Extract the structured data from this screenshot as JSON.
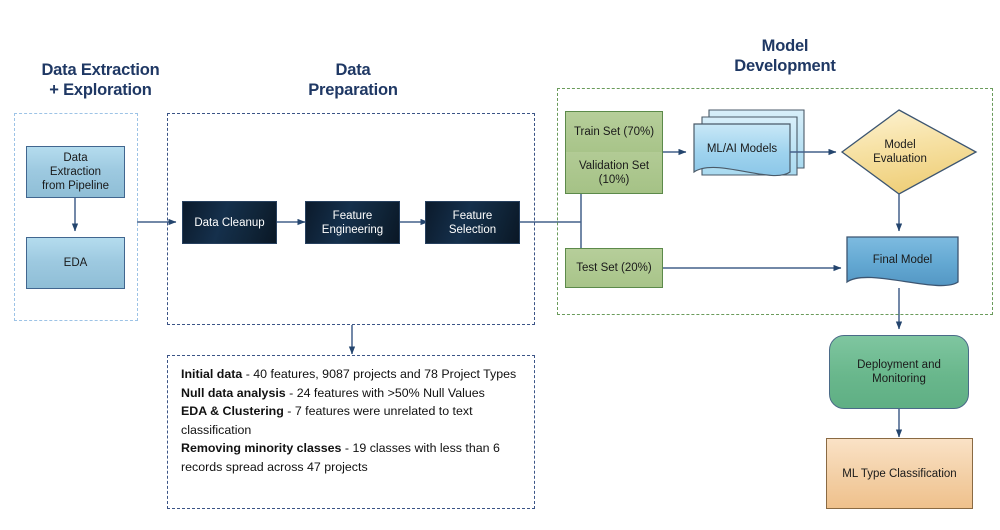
{
  "sections": [
    {
      "id": "data-extraction",
      "title": "Data Extraction\n+ Exploration",
      "border_color": "#9DC3E6"
    },
    {
      "id": "data-preparation",
      "title": "Data\nPreparation",
      "border_color": "#3B5486"
    },
    {
      "id": "model-development",
      "title": "Model\nDevelopment",
      "border_color": "#6A9B5B"
    }
  ],
  "nodes": {
    "data_extraction_from_pipeline": "Data\nExtraction\nfrom Pipeline",
    "eda": "EDA",
    "data_cleanup": "Data Cleanup",
    "feature_engineering": "Feature\nEngineering",
    "feature_selection": "Feature\nSelection",
    "train_set": "Train Set (70%)",
    "validation_set": "Validation Set\n(10%)",
    "test_set": "Test Set (20%)",
    "ml_ai_models": "ML/AI Models",
    "model_evaluation": "Model\nEvaluation",
    "final_model": "Final Model",
    "deployment_and_monitoring": "Deployment and\nMonitoring",
    "ml_type_classification": "ML Type Classification"
  },
  "findings": [
    {
      "label": "Initial data",
      "text": " - 40 features, 9087 projects and 78 Project Types"
    },
    {
      "label": "Null data analysis",
      "text": " - 24 features with >50% Null Values"
    },
    {
      "label": "EDA & Clustering",
      "text": " - 7 features were unrelated to text classification"
    },
    {
      "label": "Removing minority classes",
      "text": " - 19 classes with less than 6 records spread across 47 projects"
    }
  ],
  "colors": {
    "title_text": "#1F3864",
    "connector": "#44618A",
    "node_blue": "#9DC9E0",
    "node_dark": "#15304C",
    "node_green": "#A8C489",
    "node_yellow": "#F5DFA0",
    "node_deploy_green": "#69B78C",
    "node_orange": "#F3CFA5"
  }
}
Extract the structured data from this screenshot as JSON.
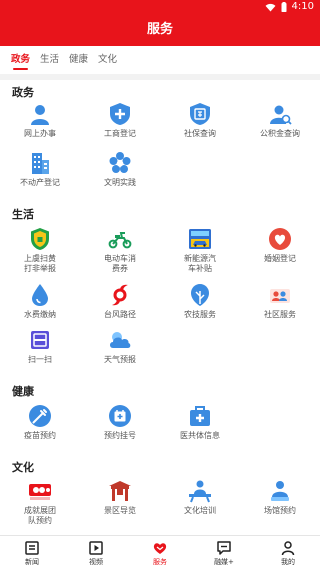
{
  "status": {
    "time": "4:10"
  },
  "header": {
    "title": "服务"
  },
  "tabs": [
    {
      "label": "政务",
      "active": true
    },
    {
      "label": "生活"
    },
    {
      "label": "健康"
    },
    {
      "label": "文化"
    }
  ],
  "sections": {
    "gov": {
      "title": "政务",
      "items": [
        {
          "label": "网上办事",
          "icon": "person-icon",
          "color": "#3b8be0"
        },
        {
          "label": "工商登记",
          "icon": "shield-plus-icon",
          "color": "#3b8be0"
        },
        {
          "label": "社保查询",
          "icon": "bao-badge-icon",
          "color": "#3b8be0"
        },
        {
          "label": "公积金查询",
          "icon": "search-person-icon",
          "color": "#3b8be0"
        },
        {
          "label": "不动产登记",
          "icon": "building-icon",
          "color": "#3b8be0"
        },
        {
          "label": "文明实践",
          "icon": "flower-icon",
          "color": "#3b8be0"
        }
      ]
    },
    "life": {
      "title": "生活",
      "items": [
        {
          "label": "上虞扫黄\n打非举报",
          "icon": "green-shield-icon",
          "color": "#22a045"
        },
        {
          "label": "电动车消\n费券",
          "icon": "scooter-icon",
          "color": "#1a9c5a"
        },
        {
          "label": "新能源汽\n车补贴",
          "icon": "new-energy-icon",
          "color": "#2f6fd0"
        },
        {
          "label": "婚姻登记",
          "icon": "heart-circle-icon",
          "color": "#e84b3c"
        },
        {
          "label": "水费缴纳",
          "icon": "water-drop-icon",
          "color": "#3b8be0"
        },
        {
          "label": "台风路径",
          "icon": "typhoon-icon",
          "color": "#e8141b"
        },
        {
          "label": "农技服务",
          "icon": "leaf-icon",
          "color": "#3b8be0"
        },
        {
          "label": "社区服务",
          "icon": "community-icon",
          "color": "#e84b3c"
        },
        {
          "label": "扫一扫",
          "icon": "scan-icon",
          "color": "#5a4fd8"
        },
        {
          "label": "天气预报",
          "icon": "cloud-icon",
          "color": "#3b8be0"
        }
      ]
    },
    "health": {
      "title": "健康",
      "items": [
        {
          "label": "疫苗预约",
          "icon": "syringe-icon",
          "color": "#3b8be0"
        },
        {
          "label": "预约挂号",
          "icon": "calendar-plus-icon",
          "color": "#3b8be0"
        },
        {
          "label": "医共体信息",
          "icon": "medkit-icon",
          "color": "#3b8be0"
        }
      ]
    },
    "culture": {
      "title": "文化",
      "items": [
        {
          "label": "成就展团\n队预约",
          "icon": "exhibition-logo-icon",
          "color": "#e8141b"
        },
        {
          "label": "景区导览",
          "icon": "gate-icon",
          "color": "#c0392b"
        },
        {
          "label": "文化培训",
          "icon": "lecture-icon",
          "color": "#3b8be0"
        },
        {
          "label": "场馆预约",
          "icon": "venue-person-icon",
          "color": "#3b8be0"
        }
      ]
    }
  },
  "tabbar": [
    {
      "label": "新闻",
      "icon": "news-icon"
    },
    {
      "label": "视频",
      "icon": "video-icon"
    },
    {
      "label": "服务",
      "icon": "service-icon",
      "active": true
    },
    {
      "label": "融媒+",
      "icon": "chat-icon"
    },
    {
      "label": "我的",
      "icon": "user-icon"
    }
  ],
  "colors": {
    "brand": "#e8141b",
    "icon_blue": "#3b8be0"
  }
}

========================================================================

- [Goal]
Copy out every line that includes the word "shield".

- [Exercise answer]
          "icon": "shield-plus-icon",
          "icon": "green-shield-icon",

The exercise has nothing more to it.